Locate every line that holds the string "circle" and copy it.
___ LISTING
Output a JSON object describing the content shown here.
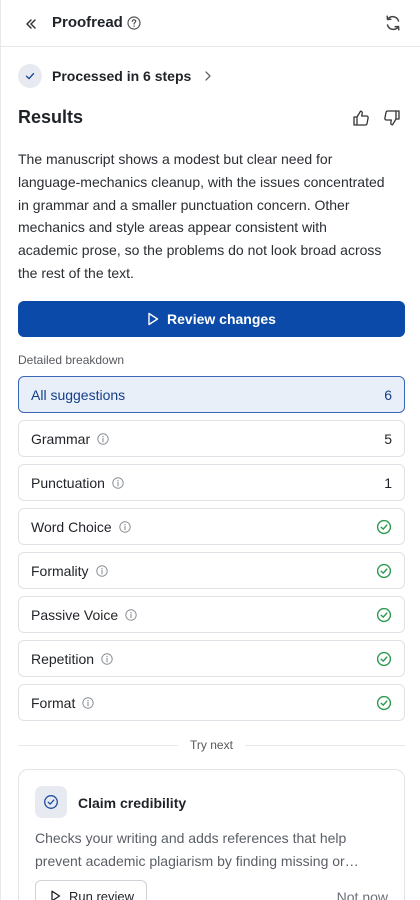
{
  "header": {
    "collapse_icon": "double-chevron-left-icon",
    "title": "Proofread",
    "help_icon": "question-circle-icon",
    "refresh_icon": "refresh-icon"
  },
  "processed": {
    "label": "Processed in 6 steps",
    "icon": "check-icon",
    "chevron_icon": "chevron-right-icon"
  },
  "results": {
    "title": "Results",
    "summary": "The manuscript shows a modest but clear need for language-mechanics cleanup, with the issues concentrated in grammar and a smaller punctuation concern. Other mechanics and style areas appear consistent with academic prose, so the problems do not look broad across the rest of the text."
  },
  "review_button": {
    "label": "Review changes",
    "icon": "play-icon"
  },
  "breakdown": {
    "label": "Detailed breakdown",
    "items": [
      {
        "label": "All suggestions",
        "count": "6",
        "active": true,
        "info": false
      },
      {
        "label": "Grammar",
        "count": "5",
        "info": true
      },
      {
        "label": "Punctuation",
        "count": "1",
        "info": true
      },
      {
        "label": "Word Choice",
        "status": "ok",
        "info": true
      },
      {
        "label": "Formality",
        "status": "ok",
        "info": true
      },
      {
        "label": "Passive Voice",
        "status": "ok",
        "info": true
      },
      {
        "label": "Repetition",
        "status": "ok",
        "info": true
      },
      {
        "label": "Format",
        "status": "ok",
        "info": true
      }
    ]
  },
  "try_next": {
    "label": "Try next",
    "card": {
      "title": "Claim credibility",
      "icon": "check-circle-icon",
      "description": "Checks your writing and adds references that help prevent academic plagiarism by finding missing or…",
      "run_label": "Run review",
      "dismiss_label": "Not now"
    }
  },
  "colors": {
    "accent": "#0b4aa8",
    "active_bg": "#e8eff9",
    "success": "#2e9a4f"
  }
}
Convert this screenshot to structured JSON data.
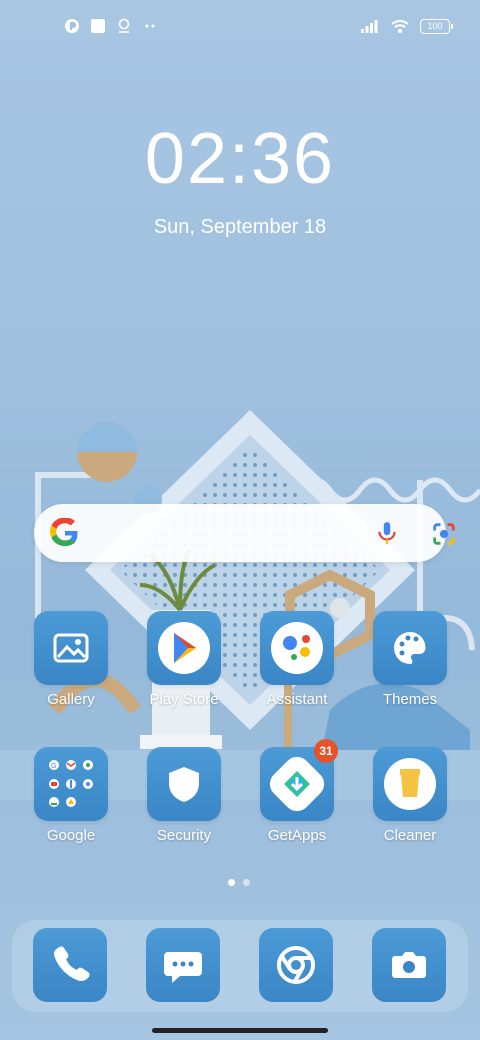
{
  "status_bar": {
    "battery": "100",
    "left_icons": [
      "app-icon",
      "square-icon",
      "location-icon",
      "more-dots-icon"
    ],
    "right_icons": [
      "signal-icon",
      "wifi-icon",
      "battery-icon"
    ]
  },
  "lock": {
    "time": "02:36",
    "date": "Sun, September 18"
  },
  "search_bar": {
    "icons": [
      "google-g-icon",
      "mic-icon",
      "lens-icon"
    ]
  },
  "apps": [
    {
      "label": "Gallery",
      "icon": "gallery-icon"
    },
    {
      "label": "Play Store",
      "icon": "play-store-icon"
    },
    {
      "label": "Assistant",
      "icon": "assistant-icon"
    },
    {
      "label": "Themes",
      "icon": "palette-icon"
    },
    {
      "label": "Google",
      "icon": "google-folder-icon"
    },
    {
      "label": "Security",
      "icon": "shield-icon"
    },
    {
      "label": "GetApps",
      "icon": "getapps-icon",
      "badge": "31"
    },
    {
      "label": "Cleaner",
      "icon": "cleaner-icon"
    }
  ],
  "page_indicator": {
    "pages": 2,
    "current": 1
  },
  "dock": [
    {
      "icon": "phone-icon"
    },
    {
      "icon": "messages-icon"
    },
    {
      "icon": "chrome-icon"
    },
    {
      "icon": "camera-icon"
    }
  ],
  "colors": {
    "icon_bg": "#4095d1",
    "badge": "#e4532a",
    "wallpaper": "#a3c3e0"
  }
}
______
#### TASK SOLUTION:
    "help_icon": "question-circle-icon",
      "icon": "check-circle-icon",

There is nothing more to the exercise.